==== 抜粋本文 ====

JR東海リニア「静岡県と対話完了」長かった道のり 年内着工へ大きく前進、クリアすべき「諸条件」も
2019年9月、県はJR東海と対話を要する事項として47項目を提示し、これらの対話が終了しない限り、トンネル工事の着工を認めないとした。そこで、国が調停役として有識者会議を2020年4月に立ち上げ、47項目についての議論が始まった。水資源と環境保全、合わせて27回の会議が行われ、2023年9月に報告書案が示された。これをもって、JR東海と国は47項目の課題の解決に向けた方向性がまとまったと考えた。
しかし、県の考えは違った。2023年10月、川勝平太知事(当時)は、「47項目をすべて議論することから見ると、1合目よりは少し進んだかなという感じ。まだ、47項目の本当に入り口という感じを持っている」と、有識者会議の報告書をないがしろにするかのような発言を行った。国・JR東海と県の認識の認識が真っ向から対立した。

====

= 課題の要件 =
A. 本文によると、国が調停役として有識者会議を立ち上げたのはいつか。
B. 本文の「しかし、県の考えは違った。2」から「の認識が真っ向から対立した。」までをすべて、一字も変えずに書き写せ。

==== 提供資料 ====

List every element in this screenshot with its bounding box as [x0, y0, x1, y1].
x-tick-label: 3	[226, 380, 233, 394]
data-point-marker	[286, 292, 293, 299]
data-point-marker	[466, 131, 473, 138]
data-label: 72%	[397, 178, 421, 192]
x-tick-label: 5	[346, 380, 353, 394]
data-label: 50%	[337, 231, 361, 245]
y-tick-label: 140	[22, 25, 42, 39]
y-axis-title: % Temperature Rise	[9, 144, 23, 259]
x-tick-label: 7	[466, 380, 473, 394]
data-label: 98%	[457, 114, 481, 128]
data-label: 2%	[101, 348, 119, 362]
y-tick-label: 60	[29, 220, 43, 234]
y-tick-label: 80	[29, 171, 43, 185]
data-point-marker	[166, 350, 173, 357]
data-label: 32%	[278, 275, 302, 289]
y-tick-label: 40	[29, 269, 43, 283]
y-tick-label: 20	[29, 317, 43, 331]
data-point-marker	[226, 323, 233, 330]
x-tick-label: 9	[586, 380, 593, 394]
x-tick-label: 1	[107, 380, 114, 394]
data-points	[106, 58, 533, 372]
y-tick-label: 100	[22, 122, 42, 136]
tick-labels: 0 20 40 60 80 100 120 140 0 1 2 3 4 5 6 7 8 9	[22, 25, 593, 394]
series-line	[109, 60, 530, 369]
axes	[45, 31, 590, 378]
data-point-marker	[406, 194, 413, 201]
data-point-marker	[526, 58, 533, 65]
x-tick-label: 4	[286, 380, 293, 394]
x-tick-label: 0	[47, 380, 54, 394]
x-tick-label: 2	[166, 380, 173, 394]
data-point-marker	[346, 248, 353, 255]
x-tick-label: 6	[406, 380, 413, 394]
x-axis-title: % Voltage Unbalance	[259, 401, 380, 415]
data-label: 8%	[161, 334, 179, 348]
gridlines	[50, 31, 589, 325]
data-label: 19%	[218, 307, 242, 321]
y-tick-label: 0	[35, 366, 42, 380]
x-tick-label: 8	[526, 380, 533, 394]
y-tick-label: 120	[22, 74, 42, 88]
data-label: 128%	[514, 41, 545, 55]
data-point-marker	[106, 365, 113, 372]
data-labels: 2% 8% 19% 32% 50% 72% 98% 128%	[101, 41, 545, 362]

====

= 各課題の解答 =
A. 2020年4月。

B.
しかし、県の考えは違った。2023年10月、川勝平太知事(当時)は、「47項目をすべて議論することから見ると、1合目よりは少し進んだかなという感じ。まだ、47項目の本当に入り口という感じを持っている」と、有識者会議の報告書をないがしろにするかのような発言を行った。国・JR東海と県の認識の認識が真っ向から対立した。